*Written instruction*
Retype each entry below exactly as it stands.

========================

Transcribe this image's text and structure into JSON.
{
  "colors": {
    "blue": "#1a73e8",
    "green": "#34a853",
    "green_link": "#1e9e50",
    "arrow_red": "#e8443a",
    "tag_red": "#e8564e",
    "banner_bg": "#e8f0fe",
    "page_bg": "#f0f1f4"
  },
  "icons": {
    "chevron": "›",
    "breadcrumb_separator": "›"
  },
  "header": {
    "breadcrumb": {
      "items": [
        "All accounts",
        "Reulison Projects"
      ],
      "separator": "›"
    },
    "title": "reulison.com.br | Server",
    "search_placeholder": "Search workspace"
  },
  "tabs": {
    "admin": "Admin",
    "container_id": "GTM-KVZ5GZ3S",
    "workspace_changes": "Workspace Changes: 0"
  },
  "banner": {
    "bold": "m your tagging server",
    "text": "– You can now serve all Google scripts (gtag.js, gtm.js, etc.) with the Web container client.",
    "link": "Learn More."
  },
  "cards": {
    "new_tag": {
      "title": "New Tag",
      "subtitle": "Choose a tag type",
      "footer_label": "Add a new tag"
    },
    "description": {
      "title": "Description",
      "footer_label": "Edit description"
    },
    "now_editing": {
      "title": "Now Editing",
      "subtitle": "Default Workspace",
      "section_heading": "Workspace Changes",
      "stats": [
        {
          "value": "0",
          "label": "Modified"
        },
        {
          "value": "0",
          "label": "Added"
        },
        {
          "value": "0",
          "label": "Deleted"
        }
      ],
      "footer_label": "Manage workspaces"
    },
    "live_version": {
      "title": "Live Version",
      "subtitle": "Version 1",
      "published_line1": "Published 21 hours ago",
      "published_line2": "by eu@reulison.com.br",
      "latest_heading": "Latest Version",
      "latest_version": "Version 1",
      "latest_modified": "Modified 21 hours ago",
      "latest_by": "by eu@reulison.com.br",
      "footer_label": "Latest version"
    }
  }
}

========================

*Exercise result*
Transcribe this image's text and structure into JSON.
{
  "colors": {
    "blue": "#1a73e8",
    "green": "#34a853",
    "green_link": "#1e9e50",
    "arrow_red": "#e8443a",
    "tag_red": "#e8564e",
    "banner_bg": "#e8f0fe",
    "page_bg": "#f0f1f4"
  },
  "icons": {
    "chevron": "›",
    "breadcrumb_separator": "›"
  },
  "header": {
    "breadcrumb": {
      "items": [
        "All accounts",
        "Reulison Projects"
      ],
      "separator": "›"
    },
    "title": "reulison.com.br | Server",
    "search_placeholder": "Search workspace"
  },
  "tabs": {
    "admin": "Admin",
    "container_id": "GTM-KVZ5GZ3S",
    "workspace_changes": "Workspace Changes: 0"
  },
  "banner": {
    "bold": "m your tagging server",
    "text": "– You can now serve all Google scripts (gtag.js, gtm.js, etc.) with the Web container client.",
    "link": "Learn More."
  },
  "cards": {
    "new_tag": {
      "title": "New Tag",
      "subtitle": "Choose a tag type",
      "footer_label": "Add a new tag"
    },
    "description": {
      "title": "Description",
      "footer_label": "Edit description"
    },
    "now_editing": {
      "title": "Now Editing",
      "subtitle": "Default Workspace",
      "section_heading": "Workspace Changes",
      "stats": [
        {
          "value": "0",
          "label": "Modified"
        },
        {
          "value": "0",
          "label": "Added"
        },
        {
          "value": "0",
          "label": "Deleted"
        }
      ],
      "footer_label": "Manage workspaces"
    },
    "live_version": {
      "title": "Live Version",
      "subtitle": "Version 1",
      "published_line1": "Published 21 hours ago",
      "published_line2": "by eu@reulison.com.br",
      "latest_heading": "Latest Version",
      "latest_version": "Version 1",
      "latest_modified": "Modified 21 hours ago",
      "latest_by": "by eu@reulison.com.br",
      "footer_label": "Latest version"
    }
  }
}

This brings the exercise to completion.